### Given task a:
In the Hope in the Dark interview, why does Solnit say a dark future is full of hope?

### Supplied passage:
============================================================

Solnit, Rebecca: *1961

Hope in the Dark, 2004 - Transcript of Interview

  • Hans Fischer    Welcome to SwissEduc. My name is Hans Fischer and my guest is Rebecca Solnit. Welcome, Rebecca.
    Rebecca Solnit    It's a pleasure to be here.
    HF    In your book "Hope in the Dark" you talk about our times. Why in the dark, what is wrong with our times?
    RS    That sentence that gave me the title is the one by from Virginia Woolf from her journal written during the First World War. In the journal she says, "The future is dark, which is on the whole, the best thing the future can be, I think." Which I think is a magnificent sentence. We often use the word darkness to suggest something that's gloomy, that's sad, that's scary, that's evil. But for Virginia Woolf in this sentence it really seems to me that the future is unknowable; that the future is mysterious. And dark in that sense I think is enormously rich and full of hope, because despair often comes from a sense that the future looks very much like the present. That we know what the future is going to be. Where as hope, I think, is really worded in uncertainty, in a sense that anything is possible that we don't know what will happen and so we shouldn't give up.
    HF    You mention two world views. The world of Yahweh and the world of Coyote. Could you tell us how you understand these two worlds.
    RS    Yeah, yeah, I'm about ... you know animosity to Christianity and Judaism in that world tradition, I was taught.
    HF    That would be the world of Yahweh.
    EA    Yea, yea, I used Yahweh to mean a world that's supposed to work according to a pretty simple moral, arithmetic world. Where good people do always do good thing, bad people can only achieve bad things. And things are pretty predictable. That theory that I propose comes from the Coyote stories of Native Americans, which are wonderful, wonderful stories. In native American mythology, not for every tribe, but for many tribes, Coyote creates the world. He's the creator. And instead of being all powerful, all wise and extremely dignified, he's a joker, a clown, a trickster, a prankster. And he often gets himself into enormous trouble, and then he gets out again. And he's extremely funny and so it's a much funnier world view, in which the world is very improvisational and surprisingly funny and thing go wrong but you might survive. It's a much more relaxed world view.

============================================================

### Provided records:
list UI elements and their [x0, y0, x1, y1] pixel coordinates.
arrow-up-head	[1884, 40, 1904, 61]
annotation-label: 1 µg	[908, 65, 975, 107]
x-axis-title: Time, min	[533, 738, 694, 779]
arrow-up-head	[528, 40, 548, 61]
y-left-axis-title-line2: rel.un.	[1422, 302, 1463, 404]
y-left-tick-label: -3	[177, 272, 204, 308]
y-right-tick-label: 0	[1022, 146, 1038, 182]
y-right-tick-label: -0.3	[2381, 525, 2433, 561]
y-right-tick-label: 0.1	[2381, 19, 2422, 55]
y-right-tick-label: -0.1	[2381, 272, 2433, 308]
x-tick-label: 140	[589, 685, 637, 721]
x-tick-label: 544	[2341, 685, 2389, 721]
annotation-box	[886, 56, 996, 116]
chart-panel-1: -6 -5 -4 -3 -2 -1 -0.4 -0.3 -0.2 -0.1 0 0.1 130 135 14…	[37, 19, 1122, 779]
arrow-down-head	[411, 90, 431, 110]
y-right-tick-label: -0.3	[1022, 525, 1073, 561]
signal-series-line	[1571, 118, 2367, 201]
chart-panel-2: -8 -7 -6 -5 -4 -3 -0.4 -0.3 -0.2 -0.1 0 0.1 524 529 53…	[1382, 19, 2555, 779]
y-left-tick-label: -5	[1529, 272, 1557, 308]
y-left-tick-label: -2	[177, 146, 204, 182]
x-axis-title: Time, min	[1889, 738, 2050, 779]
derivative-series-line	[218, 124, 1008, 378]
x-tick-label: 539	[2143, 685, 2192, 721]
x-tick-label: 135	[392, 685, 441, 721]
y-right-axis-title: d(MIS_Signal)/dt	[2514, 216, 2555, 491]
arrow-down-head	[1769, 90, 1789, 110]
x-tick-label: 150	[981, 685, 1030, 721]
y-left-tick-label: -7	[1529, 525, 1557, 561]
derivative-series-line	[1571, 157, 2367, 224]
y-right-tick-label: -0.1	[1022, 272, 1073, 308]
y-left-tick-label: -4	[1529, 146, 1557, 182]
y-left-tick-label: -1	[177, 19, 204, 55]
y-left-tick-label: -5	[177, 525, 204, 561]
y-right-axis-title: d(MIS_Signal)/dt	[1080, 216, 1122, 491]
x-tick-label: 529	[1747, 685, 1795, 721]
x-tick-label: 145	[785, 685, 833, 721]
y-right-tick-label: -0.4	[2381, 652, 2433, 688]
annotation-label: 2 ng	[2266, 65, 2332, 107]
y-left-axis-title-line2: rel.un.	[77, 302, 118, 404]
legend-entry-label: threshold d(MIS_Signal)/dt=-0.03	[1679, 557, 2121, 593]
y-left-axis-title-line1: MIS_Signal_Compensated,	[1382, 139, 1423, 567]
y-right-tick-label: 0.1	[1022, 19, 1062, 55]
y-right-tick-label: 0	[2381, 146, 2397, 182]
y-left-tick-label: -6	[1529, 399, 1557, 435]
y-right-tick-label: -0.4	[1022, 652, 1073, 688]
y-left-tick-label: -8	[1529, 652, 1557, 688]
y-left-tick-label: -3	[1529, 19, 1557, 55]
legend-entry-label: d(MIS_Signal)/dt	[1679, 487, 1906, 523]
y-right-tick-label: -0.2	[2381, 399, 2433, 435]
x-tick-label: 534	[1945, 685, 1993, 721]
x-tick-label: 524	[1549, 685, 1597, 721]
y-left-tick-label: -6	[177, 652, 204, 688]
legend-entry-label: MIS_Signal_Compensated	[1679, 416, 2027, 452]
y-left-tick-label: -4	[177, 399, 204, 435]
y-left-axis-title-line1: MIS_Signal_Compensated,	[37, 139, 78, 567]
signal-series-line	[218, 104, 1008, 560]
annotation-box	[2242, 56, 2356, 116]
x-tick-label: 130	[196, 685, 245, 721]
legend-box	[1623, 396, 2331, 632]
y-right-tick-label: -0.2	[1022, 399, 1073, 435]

============================================================

### Given task b:
Give as a numbered list the lines of the records from the start through the line containing "525, 2433, 561]", omitting blank lines.

### Worked answer a:
Solnit reads "dark" in the Virginia Woolf sentence as meaning that the future is unknowable and mysterious. She sees that as hopeful because despair often comes from feeling that the future will look very much like the present. Hope rests on uncertainty, the sense that anything is possible and so we shouldn't give up.

### Worked answer b:
1. list UI elements and their [x0, y0, x1, y1] pixel coordinates.
2. arrow-up-head	[1884, 40, 1904, 61]
3. annotation-label: 1 µg	[908, 65, 975, 107]
4. x-axis-title: Time, min	[533, 738, 694, 779]
5. arrow-up-head	[528, 40, 548, 61]
6. y-left-axis-title-line2: rel.un.	[1422, 302, 1463, 404]
7. y-left-tick-label: -3	[177, 272, 204, 308]
8. y-right-tick-label: 0	[1022, 146, 1038, 182]
9. y-right-tick-label: -0.3	[2381, 525, 2433, 561]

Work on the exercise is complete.